Required action:
In your reply, restate all of the records below word for word.

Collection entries

......

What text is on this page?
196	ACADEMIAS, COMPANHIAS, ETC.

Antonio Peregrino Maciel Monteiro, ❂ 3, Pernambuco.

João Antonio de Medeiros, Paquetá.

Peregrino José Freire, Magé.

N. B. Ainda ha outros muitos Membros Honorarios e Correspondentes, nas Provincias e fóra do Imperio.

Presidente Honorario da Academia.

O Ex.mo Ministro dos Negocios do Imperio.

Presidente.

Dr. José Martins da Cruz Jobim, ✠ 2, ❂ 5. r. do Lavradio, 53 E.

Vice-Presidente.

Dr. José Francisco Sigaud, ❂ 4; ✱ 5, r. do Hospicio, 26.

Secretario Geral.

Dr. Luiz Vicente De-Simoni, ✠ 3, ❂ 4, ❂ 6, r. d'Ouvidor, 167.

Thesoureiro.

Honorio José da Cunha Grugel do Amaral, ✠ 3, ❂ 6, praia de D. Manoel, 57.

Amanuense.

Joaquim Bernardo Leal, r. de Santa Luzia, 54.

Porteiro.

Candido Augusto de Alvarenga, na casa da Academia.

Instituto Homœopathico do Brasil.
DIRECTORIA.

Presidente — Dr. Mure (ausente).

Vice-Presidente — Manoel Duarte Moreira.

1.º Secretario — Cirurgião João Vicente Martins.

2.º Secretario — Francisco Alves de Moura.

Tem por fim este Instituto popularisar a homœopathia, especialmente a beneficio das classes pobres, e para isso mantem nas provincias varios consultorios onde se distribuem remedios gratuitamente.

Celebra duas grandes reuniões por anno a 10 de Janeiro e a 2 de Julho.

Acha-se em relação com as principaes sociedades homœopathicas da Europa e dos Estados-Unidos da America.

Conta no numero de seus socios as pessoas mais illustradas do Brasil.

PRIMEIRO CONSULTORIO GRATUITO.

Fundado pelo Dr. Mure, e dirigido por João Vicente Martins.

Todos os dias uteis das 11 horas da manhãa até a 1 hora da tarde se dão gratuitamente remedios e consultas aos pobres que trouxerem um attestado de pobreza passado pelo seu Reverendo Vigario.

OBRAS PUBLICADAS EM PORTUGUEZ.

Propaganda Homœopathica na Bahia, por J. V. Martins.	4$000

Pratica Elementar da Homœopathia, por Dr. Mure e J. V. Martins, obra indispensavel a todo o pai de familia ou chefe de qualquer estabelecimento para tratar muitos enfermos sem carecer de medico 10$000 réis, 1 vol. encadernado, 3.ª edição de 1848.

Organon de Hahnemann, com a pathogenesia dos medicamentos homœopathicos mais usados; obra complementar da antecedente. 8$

......

Solved exercise:
What text is on this page?
196	ACADEMIAS, COMPANHIAS, ETC.

Antonio Peregrino Maciel Monteiro, ❂ 3, Pernambuco.

João Antonio de Medeiros, Paquetá.

Peregrino José Freire, Magé.

N. B. Ainda ha outros muitos Membros Honorarios e Correspondentes, nas Provincias e fóra do Imperio.

Presidente Honorario da Academia.

O Ex.mo Ministro dos Negocios do Imperio.

Presidente.

Dr. José Martins da Cruz Jobim, ✠ 2, ❂ 5. r. do Lavradio, 53 E.

Vice-Presidente.

Dr. José Francisco Sigaud, ❂ 4; ✱ 5, r. do Hospicio, 26.

Secretario Geral.

Dr. Luiz Vicente De-Simoni, ✠ 3, ❂ 4, ❂ 6, r. d'Ouvidor, 167.

Thesoureiro.

Honorio José da Cunha Grugel do Amaral, ✠ 3, ❂ 6, praia de D. Manoel, 57.

Amanuense.

Joaquim Bernardo Leal, r. de Santa Luzia, 54.

Porteiro.

Candido Augusto de Alvarenga, na casa da Academia.

Instituto Homœopathico do Brasil.
DIRECTORIA.

Presidente — Dr. Mure (ausente).

Vice-Presidente — Manoel Duarte Moreira.

1.º Secretario — Cirurgião João Vicente Martins.

2.º Secretario — Francisco Alves de Moura.

Tem por fim este Instituto popularisar a homœopathia, especialmente a beneficio das classes pobres, e para isso mantem nas provincias varios consultorios onde se distribuem remedios gratuitamente.

Celebra duas grandes reuniões por anno a 10 de Janeiro e a 2 de Julho.

Acha-se em relação com as principaes sociedades homœopathicas da Europa e dos Estados-Unidos da America.

Conta no numero de seus socios as pessoas mais illustradas do Brasil.

PRIMEIRO CONSULTORIO GRATUITO.

Fundado pelo Dr. Mure, e dirigido por João Vicente Martins.

Todos os dias uteis das 11 horas da manhãa até a 1 hora da tarde se dão gratuitamente remedios e consultas aos pobres que trouxerem um attestado de pobreza passado pelo seu Reverendo Vigario.

OBRAS PUBLICADAS EM PORTUGUEZ.

Propaganda Homœopathica na Bahia, por J. V. Martins.	4$000

Pratica Elementar da Homœopathia, por Dr. Mure e J. V. Martins, obra indispensavel a todo o pai de familia ou chefe de qualquer estabelecimento para tratar muitos enfermos sem carecer de medico 10$000 réis, 1 vol. encadernado, 3.ª edição de 1848.

Organon de Hahnemann, com a pathogenesia dos medicamentos homœopathicos mais usados; obra complementar da antecedente. 8$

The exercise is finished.